# START OF Working data
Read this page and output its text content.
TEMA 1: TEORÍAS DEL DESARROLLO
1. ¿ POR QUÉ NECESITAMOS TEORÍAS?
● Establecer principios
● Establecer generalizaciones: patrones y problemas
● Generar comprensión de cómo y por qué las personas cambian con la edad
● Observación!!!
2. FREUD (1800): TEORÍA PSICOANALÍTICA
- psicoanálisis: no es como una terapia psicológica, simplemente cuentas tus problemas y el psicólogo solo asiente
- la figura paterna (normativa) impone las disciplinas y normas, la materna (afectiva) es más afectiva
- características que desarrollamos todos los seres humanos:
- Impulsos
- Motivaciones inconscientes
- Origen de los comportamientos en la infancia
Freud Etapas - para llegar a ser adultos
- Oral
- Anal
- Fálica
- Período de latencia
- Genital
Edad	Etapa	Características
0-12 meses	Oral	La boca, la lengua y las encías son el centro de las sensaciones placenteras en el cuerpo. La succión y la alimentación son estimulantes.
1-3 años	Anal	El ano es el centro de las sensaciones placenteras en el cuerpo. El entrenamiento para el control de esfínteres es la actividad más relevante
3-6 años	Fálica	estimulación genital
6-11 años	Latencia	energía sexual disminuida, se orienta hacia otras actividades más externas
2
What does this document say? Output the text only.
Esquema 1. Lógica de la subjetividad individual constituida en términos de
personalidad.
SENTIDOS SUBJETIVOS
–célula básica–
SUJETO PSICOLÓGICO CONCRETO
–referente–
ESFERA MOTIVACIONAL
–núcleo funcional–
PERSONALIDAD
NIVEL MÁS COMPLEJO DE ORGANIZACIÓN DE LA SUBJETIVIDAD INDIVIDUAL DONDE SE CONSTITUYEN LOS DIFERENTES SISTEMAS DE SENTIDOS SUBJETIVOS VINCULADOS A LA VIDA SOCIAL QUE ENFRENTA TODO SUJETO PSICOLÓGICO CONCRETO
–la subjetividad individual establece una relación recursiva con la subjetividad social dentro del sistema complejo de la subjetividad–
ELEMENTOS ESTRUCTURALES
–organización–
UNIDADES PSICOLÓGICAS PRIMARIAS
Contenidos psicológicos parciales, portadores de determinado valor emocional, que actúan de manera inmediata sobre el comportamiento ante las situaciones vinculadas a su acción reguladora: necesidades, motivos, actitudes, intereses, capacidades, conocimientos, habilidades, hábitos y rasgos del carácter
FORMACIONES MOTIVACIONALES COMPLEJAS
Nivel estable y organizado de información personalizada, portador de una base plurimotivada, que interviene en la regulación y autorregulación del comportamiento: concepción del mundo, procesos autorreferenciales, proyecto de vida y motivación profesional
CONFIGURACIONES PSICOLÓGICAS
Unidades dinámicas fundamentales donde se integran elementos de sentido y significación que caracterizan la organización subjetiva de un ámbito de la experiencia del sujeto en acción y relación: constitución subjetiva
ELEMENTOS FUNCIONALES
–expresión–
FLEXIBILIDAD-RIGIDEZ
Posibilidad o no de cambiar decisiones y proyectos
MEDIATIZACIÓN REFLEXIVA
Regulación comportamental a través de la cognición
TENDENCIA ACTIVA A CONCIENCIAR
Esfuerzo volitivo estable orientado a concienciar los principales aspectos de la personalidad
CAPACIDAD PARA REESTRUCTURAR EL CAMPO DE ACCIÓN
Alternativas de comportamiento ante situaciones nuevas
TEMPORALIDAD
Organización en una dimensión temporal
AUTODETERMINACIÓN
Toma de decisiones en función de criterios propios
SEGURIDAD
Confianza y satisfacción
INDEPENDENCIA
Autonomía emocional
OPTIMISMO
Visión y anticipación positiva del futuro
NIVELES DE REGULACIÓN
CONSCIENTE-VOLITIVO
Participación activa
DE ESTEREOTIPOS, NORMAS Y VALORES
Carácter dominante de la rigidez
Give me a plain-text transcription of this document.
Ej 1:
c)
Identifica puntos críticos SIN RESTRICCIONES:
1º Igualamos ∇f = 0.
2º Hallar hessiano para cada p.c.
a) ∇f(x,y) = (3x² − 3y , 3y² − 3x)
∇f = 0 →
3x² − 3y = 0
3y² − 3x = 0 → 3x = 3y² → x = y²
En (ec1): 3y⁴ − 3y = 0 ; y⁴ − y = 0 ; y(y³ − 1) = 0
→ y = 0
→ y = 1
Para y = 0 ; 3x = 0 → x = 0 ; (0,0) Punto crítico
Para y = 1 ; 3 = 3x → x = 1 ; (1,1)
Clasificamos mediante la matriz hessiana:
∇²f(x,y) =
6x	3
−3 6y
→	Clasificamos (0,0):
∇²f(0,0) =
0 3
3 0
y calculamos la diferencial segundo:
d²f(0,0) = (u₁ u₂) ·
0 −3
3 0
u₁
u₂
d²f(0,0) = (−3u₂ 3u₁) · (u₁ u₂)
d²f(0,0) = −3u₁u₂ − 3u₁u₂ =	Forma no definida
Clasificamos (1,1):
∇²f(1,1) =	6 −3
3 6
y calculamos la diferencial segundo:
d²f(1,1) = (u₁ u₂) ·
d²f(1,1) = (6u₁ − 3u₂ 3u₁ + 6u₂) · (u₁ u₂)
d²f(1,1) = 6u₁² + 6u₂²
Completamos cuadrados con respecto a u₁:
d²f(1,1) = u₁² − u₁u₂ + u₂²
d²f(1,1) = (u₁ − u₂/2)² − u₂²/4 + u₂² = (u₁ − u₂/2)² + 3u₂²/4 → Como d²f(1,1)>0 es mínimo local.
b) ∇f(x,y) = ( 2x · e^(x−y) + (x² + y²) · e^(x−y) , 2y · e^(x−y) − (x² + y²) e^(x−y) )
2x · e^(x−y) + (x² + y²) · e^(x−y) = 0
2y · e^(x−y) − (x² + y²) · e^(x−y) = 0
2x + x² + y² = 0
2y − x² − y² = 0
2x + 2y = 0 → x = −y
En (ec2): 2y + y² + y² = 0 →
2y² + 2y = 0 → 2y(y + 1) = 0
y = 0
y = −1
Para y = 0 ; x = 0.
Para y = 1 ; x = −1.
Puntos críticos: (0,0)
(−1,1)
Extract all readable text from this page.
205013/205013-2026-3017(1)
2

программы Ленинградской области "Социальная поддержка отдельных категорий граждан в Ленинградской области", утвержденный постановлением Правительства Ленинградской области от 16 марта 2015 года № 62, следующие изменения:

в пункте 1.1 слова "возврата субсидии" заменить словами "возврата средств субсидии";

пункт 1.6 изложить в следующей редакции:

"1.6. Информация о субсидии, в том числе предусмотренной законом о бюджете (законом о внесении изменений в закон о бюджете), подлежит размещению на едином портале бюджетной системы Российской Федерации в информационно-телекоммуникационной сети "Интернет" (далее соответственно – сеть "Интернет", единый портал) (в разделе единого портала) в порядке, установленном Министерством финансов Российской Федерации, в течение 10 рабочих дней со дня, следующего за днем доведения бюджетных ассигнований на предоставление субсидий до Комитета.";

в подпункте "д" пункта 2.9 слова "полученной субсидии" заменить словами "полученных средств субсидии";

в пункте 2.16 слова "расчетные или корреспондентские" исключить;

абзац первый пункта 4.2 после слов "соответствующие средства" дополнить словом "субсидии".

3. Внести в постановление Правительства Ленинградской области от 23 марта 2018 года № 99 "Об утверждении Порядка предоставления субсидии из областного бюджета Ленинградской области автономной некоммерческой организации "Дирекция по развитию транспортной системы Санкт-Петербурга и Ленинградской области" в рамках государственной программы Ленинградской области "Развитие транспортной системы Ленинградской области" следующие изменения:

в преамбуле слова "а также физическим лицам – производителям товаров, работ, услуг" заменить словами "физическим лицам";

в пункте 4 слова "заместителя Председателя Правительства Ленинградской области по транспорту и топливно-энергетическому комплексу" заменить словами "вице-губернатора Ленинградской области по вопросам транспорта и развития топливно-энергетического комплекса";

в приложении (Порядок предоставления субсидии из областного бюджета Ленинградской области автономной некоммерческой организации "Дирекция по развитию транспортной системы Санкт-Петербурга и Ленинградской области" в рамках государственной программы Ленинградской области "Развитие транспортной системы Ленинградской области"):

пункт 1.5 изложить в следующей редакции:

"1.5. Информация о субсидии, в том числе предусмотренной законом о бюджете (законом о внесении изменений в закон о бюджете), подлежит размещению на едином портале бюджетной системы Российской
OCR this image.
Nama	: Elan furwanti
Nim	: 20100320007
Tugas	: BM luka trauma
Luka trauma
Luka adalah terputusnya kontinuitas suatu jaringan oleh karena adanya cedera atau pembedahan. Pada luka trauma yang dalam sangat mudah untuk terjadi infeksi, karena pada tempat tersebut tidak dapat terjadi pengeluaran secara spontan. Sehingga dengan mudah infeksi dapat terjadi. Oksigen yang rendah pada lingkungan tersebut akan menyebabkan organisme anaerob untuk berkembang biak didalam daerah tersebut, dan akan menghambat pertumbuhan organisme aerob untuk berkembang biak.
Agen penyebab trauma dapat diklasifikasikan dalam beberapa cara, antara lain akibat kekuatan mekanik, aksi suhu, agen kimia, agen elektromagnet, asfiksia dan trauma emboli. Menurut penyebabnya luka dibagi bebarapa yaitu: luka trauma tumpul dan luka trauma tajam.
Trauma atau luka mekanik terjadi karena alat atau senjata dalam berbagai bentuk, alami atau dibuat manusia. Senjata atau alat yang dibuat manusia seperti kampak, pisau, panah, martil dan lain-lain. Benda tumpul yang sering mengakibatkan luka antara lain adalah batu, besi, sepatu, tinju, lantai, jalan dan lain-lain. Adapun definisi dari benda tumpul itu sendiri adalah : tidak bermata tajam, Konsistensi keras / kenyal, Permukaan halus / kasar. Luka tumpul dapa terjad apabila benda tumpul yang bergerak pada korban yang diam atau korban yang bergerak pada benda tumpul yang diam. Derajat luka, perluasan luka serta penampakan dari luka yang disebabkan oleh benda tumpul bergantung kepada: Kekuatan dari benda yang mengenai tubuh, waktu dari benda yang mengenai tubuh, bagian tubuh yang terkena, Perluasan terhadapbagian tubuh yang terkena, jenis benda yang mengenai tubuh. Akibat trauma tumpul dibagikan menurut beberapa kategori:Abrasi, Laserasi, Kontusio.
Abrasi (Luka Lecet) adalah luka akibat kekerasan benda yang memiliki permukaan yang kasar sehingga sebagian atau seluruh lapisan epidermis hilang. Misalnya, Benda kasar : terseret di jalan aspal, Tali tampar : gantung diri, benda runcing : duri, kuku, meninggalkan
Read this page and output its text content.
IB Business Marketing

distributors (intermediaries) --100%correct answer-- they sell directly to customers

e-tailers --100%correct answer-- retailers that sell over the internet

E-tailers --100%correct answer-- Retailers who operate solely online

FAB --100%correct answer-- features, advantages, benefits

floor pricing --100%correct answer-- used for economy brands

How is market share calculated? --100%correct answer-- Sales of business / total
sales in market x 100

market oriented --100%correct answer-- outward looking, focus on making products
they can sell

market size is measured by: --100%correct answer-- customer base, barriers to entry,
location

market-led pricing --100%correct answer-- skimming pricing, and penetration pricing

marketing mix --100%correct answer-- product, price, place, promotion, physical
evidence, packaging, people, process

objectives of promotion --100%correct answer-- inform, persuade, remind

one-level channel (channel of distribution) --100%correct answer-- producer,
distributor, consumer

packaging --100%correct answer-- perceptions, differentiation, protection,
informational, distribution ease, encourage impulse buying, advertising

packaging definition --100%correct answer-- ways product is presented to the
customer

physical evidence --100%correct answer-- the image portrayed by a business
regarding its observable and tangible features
# END OF Working data
_Problem details:_ Show every line of the listing in which the string "críticos" can be found.

_Task solution:_
Identifica puntos críticos SIN RESTRICCIONES:
Puntos críticos: (0,0)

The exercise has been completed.